* start *

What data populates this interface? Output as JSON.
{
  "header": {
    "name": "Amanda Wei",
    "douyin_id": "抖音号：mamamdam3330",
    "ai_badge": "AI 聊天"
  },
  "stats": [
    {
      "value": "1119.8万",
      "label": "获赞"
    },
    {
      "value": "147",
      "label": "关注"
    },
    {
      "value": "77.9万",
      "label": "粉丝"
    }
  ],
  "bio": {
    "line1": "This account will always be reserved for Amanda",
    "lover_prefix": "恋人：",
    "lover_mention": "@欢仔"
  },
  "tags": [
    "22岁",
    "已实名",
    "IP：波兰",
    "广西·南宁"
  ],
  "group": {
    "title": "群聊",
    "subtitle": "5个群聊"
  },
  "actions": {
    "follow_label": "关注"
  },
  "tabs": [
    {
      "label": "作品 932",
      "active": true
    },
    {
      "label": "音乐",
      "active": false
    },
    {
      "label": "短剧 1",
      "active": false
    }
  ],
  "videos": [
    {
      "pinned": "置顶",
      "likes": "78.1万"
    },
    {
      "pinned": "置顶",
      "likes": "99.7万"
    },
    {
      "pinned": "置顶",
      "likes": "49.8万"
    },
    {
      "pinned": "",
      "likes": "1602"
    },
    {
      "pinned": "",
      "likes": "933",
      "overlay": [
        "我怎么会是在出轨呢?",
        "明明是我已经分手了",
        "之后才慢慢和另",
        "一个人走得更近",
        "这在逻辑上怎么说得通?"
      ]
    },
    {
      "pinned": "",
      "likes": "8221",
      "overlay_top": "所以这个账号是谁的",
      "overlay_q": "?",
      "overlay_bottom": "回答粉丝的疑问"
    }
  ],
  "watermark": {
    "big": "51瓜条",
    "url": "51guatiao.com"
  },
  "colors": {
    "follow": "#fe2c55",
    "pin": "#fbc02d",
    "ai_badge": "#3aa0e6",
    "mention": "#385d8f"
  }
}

* end *

WHAT YOU NEED TO DO: Make an exact copy of the listing, including every line.

THE REPLY:
What data populates this interface? Output as JSON.
{
  "header": {
    "name": "Amanda Wei",
    "douyin_id": "抖音号：mamamdam3330",
    "ai_badge": "AI 聊天"
  },
  "stats": [
    {
      "value": "1119.8万",
      "label": "获赞"
    },
    {
      "value": "147",
      "label": "关注"
    },
    {
      "value": "77.9万",
      "label": "粉丝"
    }
  ],
  "bio": {
    "line1": "This account will always be reserved for Amanda",
    "lover_prefix": "恋人：",
    "lover_mention": "@欢仔"
  },
  "tags": [
    "22岁",
    "已实名",
    "IP：波兰",
    "广西·南宁"
  ],
  "group": {
    "title": "群聊",
    "subtitle": "5个群聊"
  },
  "actions": {
    "follow_label": "关注"
  },
  "tabs": [
    {
      "label": "作品 932",
      "active": true
    },
    {
      "label": "音乐",
      "active": false
    },
    {
      "label": "短剧 1",
      "active": false
    }
  ],
  "videos": [
    {
      "pinned": "置顶",
      "likes": "78.1万"
    },
    {
      "pinned": "置顶",
      "likes": "99.7万"
    },
    {
      "pinned": "置顶",
      "likes": "49.8万"
    },
    {
      "pinned": "",
      "likes": "1602"
    },
    {
      "pinned": "",
      "likes": "933",
      "overlay": [
        "我怎么会是在出轨呢?",
        "明明是我已经分手了",
        "之后才慢慢和另",
        "一个人走得更近",
        "这在逻辑上怎么说得通?"
      ]
    },
    {
      "pinned": "",
      "likes": "8221",
      "overlay_top": "所以这个账号是谁的",
      "overlay_q": "?",
      "overlay_bottom": "回答粉丝的疑问"
    }
  ],
  "watermark": {
    "big": "51瓜条",
    "url": "51guatiao.com"
  },
  "colors": {
    "follow": "#fe2c55",
    "pin": "#fbc02d",
    "ai_badge": "#3aa0e6",
    "mention": "#385d8f"
  }
}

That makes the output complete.